TO BE DONE —
What is needed is an exact repeat of the lines from the line containing "OCR this image." through the final line of the entries below, and nothing else.

Start of MATERIAL FOR THIS EXERCISE

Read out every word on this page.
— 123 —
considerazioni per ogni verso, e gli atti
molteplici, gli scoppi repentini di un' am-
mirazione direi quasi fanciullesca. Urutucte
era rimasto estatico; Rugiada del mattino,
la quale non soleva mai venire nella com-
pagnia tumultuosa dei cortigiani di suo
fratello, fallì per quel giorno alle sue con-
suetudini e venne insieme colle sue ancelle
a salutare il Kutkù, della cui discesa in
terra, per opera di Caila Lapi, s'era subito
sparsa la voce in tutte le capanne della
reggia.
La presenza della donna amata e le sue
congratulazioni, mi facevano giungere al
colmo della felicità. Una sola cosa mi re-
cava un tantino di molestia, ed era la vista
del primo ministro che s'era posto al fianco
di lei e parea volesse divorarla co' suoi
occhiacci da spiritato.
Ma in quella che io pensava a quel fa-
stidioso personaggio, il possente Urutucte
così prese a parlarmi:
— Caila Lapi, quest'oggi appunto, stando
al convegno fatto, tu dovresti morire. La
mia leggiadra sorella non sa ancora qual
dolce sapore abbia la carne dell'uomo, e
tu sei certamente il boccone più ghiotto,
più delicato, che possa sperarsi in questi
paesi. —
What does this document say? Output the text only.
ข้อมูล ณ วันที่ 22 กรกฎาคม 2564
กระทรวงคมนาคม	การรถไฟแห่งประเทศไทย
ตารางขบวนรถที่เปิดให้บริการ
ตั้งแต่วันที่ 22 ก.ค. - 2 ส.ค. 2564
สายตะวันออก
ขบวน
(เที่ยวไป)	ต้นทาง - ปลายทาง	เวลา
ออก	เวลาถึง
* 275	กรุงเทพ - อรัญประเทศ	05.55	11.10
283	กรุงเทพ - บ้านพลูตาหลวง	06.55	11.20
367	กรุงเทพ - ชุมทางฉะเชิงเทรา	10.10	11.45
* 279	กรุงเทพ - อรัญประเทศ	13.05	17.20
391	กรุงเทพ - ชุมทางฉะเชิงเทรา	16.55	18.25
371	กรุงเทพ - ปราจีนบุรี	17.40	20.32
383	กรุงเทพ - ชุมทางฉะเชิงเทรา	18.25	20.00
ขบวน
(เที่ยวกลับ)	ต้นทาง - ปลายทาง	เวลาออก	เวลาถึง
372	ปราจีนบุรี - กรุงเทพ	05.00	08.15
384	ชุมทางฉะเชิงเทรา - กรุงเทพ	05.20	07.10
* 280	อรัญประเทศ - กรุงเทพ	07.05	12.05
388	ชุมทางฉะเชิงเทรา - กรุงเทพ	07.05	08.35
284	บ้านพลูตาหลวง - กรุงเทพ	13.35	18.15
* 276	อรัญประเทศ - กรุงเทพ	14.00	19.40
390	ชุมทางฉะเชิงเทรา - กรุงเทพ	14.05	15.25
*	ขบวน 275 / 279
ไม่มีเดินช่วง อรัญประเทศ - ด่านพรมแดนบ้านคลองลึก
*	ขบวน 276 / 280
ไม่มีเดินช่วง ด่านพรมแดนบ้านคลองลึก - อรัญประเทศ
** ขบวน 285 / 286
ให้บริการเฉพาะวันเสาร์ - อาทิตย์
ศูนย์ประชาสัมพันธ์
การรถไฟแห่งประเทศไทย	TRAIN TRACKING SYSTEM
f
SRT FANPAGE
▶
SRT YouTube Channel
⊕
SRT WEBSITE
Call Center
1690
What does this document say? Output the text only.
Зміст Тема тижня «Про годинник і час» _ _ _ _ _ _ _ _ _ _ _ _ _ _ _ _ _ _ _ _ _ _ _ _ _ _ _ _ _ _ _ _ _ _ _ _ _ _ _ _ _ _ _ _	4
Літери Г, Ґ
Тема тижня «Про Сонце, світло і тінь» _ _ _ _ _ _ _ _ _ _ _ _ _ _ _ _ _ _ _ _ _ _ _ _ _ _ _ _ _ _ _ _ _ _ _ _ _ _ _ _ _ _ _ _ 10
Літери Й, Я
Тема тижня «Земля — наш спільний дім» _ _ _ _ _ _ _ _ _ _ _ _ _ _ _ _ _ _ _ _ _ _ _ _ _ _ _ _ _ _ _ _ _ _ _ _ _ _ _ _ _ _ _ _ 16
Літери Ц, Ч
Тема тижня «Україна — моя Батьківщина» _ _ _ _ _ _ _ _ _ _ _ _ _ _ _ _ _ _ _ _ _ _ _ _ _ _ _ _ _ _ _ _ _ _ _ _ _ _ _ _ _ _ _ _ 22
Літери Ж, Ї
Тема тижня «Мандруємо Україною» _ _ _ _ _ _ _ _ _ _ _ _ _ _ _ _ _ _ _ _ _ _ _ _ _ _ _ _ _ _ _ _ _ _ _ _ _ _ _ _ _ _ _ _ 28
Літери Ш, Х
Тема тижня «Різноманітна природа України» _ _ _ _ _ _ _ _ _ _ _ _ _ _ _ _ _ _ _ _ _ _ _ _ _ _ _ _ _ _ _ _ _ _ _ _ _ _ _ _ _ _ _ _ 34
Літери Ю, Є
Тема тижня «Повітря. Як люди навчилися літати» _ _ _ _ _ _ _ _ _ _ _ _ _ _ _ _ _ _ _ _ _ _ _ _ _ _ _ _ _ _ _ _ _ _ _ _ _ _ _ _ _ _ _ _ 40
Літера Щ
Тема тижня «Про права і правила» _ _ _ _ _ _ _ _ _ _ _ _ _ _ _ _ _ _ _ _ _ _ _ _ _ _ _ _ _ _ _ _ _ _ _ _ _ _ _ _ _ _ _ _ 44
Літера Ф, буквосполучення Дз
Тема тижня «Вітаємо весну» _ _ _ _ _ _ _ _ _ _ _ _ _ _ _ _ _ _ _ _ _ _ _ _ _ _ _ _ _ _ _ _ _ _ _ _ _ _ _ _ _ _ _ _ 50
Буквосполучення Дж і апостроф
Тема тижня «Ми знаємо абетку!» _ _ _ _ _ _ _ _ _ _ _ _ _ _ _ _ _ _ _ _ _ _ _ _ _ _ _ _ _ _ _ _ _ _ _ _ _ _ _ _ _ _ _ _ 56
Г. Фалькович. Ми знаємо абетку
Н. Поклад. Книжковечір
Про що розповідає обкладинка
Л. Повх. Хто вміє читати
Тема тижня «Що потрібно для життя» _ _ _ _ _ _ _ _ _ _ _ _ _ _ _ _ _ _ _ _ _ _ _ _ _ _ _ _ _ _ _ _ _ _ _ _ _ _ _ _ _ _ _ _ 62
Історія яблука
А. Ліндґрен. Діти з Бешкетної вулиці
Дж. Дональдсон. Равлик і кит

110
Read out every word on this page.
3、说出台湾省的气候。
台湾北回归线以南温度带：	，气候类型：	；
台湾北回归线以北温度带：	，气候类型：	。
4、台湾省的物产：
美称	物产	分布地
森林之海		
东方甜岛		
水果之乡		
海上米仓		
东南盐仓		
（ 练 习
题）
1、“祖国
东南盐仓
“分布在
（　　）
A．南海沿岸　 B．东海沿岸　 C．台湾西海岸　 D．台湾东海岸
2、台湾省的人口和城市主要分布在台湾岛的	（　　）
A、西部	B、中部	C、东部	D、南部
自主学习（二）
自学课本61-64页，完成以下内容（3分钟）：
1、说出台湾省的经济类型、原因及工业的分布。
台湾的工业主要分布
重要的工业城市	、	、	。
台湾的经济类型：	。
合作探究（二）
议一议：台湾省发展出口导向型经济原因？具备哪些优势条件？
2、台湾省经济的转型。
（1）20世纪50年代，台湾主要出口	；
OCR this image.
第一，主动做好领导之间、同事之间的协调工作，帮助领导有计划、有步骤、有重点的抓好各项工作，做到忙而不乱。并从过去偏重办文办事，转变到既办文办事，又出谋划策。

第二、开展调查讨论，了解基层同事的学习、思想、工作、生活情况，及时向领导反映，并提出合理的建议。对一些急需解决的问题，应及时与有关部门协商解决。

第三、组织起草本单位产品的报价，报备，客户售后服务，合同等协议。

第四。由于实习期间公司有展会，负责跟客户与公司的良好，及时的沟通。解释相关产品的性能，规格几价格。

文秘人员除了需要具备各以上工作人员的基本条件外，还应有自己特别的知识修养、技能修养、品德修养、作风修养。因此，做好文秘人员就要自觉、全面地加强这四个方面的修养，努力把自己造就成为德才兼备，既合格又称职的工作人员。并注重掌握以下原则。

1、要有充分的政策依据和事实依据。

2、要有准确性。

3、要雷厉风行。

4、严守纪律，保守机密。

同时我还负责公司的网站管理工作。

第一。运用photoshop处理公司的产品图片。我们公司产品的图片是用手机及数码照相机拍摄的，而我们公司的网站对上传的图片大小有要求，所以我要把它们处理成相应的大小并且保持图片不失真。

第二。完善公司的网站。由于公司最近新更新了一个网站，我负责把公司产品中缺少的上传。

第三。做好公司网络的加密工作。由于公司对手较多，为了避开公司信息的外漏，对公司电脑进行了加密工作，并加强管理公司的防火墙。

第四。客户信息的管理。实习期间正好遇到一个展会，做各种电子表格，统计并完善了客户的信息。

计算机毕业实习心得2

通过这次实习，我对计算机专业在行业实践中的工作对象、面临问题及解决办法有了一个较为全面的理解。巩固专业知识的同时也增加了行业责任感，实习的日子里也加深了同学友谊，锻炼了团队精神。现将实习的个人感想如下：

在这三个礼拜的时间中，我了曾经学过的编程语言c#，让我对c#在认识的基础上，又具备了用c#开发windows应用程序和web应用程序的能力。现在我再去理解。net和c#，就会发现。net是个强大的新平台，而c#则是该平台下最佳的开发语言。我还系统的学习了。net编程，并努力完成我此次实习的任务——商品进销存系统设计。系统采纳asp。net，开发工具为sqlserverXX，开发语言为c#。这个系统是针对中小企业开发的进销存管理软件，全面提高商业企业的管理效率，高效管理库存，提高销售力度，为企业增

End of MATERIAL FOR THIS EXERCISE

TASK OUTPUT —
OCR this image.
第一，主动做好领导之间、同事之间的协调工作，帮助领导有计划、有步骤、有重点的抓好各项工作，做到忙而不乱。并从过去偏重办文办事，转变到既办文办事，又出谋划策。

第二、开展调查讨论，了解基层同事的学习、思想、工作、生活情况，及时向领导反映，并提出合理的建议。对一些急需解决的问题，应及时与有关部门协商解决。

第三、组织起草本单位产品的报价，报备，客户售后服务，合同等协议。

第四。由于实习期间公司有展会，负责跟客户与公司的良好，及时的沟通。解释相关产品的性能，规格几价格。

文秘人员除了需要具备各以上工作人员的基本条件外，还应有自己特别的知识修养、技能修养、品德修养、作风修养。因此，做好文秘人员就要自觉、全面地加强这四个方面的修养，努力把自己造就成为德才兼备，既合格又称职的工作人员。并注重掌握以下原则。

1、要有充分的政策依据和事实依据。

2、要有准确性。

3、要雷厉风行。

4、严守纪律，保守机密。

同时我还负责公司的网站管理工作。

第一。运用photoshop处理公司的产品图片。我们公司产品的图片是用手机及数码照相机拍摄的，而我们公司的网站对上传的图片大小有要求，所以我要把它们处理成相应的大小并且保持图片不失真。

第二。完善公司的网站。由于公司最近新更新了一个网站，我负责把公司产品中缺少的上传。

第三。做好公司网络的加密工作。由于公司对手较多，为了避开公司信息的外漏，对公司电脑进行了加密工作，并加强管理公司的防火墙。

第四。客户信息的管理。实习期间正好遇到一个展会，做各种电子表格，统计并完善了客户的信息。

计算机毕业实习心得2

通过这次实习，我对计算机专业在行业实践中的工作对象、面临问题及解决办法有了一个较为全面的理解。巩固专业知识的同时也增加了行业责任感，实习的日子里也加深了同学友谊，锻炼了团队精神。现将实习的个人感想如下：

在这三个礼拜的时间中，我了曾经学过的编程语言c#，让我对c#在认识的基础上，又具备了用c#开发windows应用程序和web应用程序的能力。现在我再去理解。net和c#，就会发现。net是个强大的新平台，而c#则是该平台下最佳的开发语言。我还系统的学习了。net编程，并努力完成我此次实习的任务——商品进销存系统设计。系统采纳asp。net，开发工具为sqlserverXX，开发语言为c#。这个系统是针对中小企业开发的进销存管理软件，全面提高商业企业的管理效率，高效管理库存，提高销售力度，为企业增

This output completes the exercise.